### Quoted text
------------------------------------
All of lore.kernel.org
 help / color / mirror / Atom feed
From: Josh Steadmon <steadmon@google.com>
To: git@vger.kernel.org, peff@peff.net, jonathantanmy@google.com,
	jrnieder@gmail.com
Subject: [PATCH v3] rev-list: exclude promisor objects at walk time
Date: Mon,  8 Apr 2019 14:06:04 -0700	[thread overview]
Message-ID: <9856e7fc74f51b60ae162cbed3f5c0cf8c603222.1554757275.git.steadmon@google.com> (raw)
In-Reply-To: <6de682d5e48186970644569586fc6613763d5caa.1554312374.git.steadmon@google.com>

For large repositories, enumerating the list of all promisor objects (in
order to exclude them from a rev-list walk) can take a significant
amount of time).

When --exclude-promisor-objects is passed to rev-list, don't enumerate
the promisor objects. Instead, filter them (and any children objects)
during the actual graph walk.

Remove the mark_uninteresting() function as it's not used anywhere else.

When testing against a large repo [1], this patch reduces the
connectivity check runtime from 3 minutes to ~7 seconds.

[1]: https://android.googlesource.com/platform/frameworks/base/

Helped-By: Jonathan Tan <jonathantanmy@google.com>
Helped-By: Jeff King <peff@peff.net>
Helped-By: Jonathan Nieder <jrnieder@gmail.com>
Signed-off-by: Josh Steadmon <steadmon@google.com>

Signed-off-by: Josh Steadmon <steadmon@google.com>
---
Changes since V2:
* Pulled the "OK to skip?" logic into a separate function.

Changes since V1:
* Switched to alternate approach, we now do the regular rev-list walk
  but skip promisor objects at walk time, rather than pre-excluding
  them.

Range-diff against v2:
1:  9f327d6d8d ! 1:  9856e7fc74 rev-list: exclude promisor objects at walk time
    @@ -10,9 +10,15 @@
         the promisor objects. Instead, filter them (and any children objects)
         during the actual graph walk.
     
    +    When testing against a large repo [1], this reduces the connectivity
    +    check runtime from 3 minutes to ~7 seconds.
    +
    +    [1]: https://android.googlesource.com/platform/frameworks/base/
    +
         Helped-By: Jonathan Tan <jonathantanmy@google.com>
         Helped-By: Jeff King <peff@peff.net>
         Helped-By: Jonathan Nieder <jrnieder@gmail.com>
    +    Signed-off-by: Josh Steadmon <steadmon@google.com>
     
     
    @@ -20,78 +26,55 @@
      --- a/list-objects.c
      +++ b/list-objects.c
     @@
    - 	struct object *obj = &blob->object;
    - 	size_t pathlen;
    - 	enum list_objects_filter_result r = LOFR_MARK_SEEN | LOFR_DO_SHOW;
    -+	struct object_info oi = OBJECT_INFO_INIT;
    + 	void *filter_data;
    + };
      
    - 	if (!ctx->revs->blob_objects)
------------------------------------
In the patch message, what happened to the connectivity check runtime when the change was tested against a large repo? The rows that come next aren't needed for any of the work here.

### Rows from a dataset
------------------------------------
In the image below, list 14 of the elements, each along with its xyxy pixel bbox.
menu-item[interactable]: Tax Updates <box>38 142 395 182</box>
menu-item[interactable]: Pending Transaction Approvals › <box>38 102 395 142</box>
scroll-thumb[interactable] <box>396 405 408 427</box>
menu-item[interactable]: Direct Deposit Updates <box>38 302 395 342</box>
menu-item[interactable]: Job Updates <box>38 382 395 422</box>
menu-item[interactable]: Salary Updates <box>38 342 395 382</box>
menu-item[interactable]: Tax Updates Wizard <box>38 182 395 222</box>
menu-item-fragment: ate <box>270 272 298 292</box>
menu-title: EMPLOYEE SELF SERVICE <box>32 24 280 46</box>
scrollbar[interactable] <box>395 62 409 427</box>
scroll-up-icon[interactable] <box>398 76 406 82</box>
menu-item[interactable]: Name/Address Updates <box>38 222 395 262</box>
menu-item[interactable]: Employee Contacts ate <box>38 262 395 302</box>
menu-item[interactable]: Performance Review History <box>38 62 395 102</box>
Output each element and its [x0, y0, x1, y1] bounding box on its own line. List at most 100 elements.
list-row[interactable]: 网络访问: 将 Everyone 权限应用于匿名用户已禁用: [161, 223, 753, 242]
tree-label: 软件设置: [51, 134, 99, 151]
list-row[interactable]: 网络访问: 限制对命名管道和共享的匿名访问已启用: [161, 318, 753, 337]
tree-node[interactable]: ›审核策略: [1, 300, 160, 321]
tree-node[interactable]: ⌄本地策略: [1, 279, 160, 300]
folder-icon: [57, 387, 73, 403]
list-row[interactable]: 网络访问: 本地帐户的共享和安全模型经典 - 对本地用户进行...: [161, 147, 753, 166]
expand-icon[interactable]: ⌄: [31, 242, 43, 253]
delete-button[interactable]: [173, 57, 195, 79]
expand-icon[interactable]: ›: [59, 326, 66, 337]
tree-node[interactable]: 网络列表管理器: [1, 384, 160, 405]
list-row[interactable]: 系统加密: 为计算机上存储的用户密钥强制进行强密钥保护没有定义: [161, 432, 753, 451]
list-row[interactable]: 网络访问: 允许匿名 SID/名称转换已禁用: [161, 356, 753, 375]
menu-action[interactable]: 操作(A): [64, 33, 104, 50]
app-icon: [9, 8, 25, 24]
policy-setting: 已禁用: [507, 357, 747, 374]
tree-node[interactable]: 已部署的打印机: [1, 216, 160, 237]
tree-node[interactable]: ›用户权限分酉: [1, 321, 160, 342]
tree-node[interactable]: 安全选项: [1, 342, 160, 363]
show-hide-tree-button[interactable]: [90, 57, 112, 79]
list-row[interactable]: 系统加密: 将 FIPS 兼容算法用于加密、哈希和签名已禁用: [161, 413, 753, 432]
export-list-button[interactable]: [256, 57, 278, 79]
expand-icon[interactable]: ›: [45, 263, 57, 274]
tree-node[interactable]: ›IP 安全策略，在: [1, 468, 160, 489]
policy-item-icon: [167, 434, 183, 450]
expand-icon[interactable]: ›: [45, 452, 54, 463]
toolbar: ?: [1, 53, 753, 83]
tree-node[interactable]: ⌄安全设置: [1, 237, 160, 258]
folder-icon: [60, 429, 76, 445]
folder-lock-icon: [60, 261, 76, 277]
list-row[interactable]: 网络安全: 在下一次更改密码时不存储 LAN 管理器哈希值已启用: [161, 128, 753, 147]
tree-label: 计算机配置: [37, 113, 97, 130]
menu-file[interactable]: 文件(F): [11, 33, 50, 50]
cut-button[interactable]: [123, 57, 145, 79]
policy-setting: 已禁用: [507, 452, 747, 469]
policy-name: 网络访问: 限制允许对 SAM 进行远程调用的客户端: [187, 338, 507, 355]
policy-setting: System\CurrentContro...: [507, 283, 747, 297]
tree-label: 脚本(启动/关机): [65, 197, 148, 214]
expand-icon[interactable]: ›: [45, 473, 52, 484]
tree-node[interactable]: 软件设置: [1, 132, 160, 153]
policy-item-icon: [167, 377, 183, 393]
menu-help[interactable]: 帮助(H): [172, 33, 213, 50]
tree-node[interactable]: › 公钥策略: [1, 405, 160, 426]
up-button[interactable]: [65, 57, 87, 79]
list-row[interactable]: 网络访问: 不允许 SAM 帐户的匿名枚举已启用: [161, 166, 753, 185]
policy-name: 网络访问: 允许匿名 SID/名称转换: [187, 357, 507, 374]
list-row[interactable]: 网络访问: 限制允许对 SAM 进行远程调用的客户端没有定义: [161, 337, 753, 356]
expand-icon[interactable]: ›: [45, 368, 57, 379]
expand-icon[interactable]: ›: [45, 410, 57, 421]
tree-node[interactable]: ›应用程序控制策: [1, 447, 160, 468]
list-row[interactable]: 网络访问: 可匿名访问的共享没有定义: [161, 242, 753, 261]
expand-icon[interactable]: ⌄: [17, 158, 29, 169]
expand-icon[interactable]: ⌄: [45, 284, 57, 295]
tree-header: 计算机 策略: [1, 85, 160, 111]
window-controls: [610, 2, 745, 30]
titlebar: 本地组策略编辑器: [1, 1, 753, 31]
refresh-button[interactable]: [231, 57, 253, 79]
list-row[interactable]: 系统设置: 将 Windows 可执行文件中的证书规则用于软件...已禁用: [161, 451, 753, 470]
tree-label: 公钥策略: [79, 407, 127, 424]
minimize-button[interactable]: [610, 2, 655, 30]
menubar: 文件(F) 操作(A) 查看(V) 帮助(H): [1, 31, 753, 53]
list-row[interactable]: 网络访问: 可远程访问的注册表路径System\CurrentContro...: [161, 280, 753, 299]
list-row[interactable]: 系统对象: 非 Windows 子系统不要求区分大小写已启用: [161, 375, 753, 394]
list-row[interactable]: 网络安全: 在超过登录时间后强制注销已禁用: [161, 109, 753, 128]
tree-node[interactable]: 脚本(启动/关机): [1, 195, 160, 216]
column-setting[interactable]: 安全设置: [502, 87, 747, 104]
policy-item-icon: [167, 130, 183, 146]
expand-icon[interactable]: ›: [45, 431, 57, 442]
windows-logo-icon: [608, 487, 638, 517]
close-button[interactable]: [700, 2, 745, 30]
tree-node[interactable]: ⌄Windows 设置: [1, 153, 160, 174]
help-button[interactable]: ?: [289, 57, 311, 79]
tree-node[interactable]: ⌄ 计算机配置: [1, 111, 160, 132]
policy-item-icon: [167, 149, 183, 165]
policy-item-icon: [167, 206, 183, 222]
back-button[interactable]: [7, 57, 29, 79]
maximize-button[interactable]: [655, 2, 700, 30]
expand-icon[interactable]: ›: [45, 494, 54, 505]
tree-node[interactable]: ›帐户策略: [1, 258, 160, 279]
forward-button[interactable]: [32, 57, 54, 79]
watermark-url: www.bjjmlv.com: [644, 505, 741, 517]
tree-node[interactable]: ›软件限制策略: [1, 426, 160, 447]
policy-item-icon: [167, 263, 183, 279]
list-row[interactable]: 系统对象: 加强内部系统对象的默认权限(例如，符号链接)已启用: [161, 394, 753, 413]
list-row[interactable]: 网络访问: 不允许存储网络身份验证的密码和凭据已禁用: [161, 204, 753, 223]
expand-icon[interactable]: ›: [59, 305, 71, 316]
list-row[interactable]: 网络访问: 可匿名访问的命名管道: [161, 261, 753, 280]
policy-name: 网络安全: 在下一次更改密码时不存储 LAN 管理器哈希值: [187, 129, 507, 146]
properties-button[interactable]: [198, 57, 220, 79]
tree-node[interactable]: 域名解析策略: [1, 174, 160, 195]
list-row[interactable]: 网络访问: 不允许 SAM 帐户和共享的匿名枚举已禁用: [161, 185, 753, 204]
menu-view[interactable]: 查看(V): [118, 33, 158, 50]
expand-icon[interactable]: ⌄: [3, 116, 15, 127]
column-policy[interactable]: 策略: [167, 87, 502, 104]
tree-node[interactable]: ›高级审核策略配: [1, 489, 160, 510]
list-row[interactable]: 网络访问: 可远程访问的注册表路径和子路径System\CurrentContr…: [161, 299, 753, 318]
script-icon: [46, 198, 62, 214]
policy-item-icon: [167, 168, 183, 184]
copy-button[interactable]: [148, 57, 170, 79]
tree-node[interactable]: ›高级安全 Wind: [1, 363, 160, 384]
------------------------------------
### Result for this task
It dropped from 3 minutes to about 7 seconds.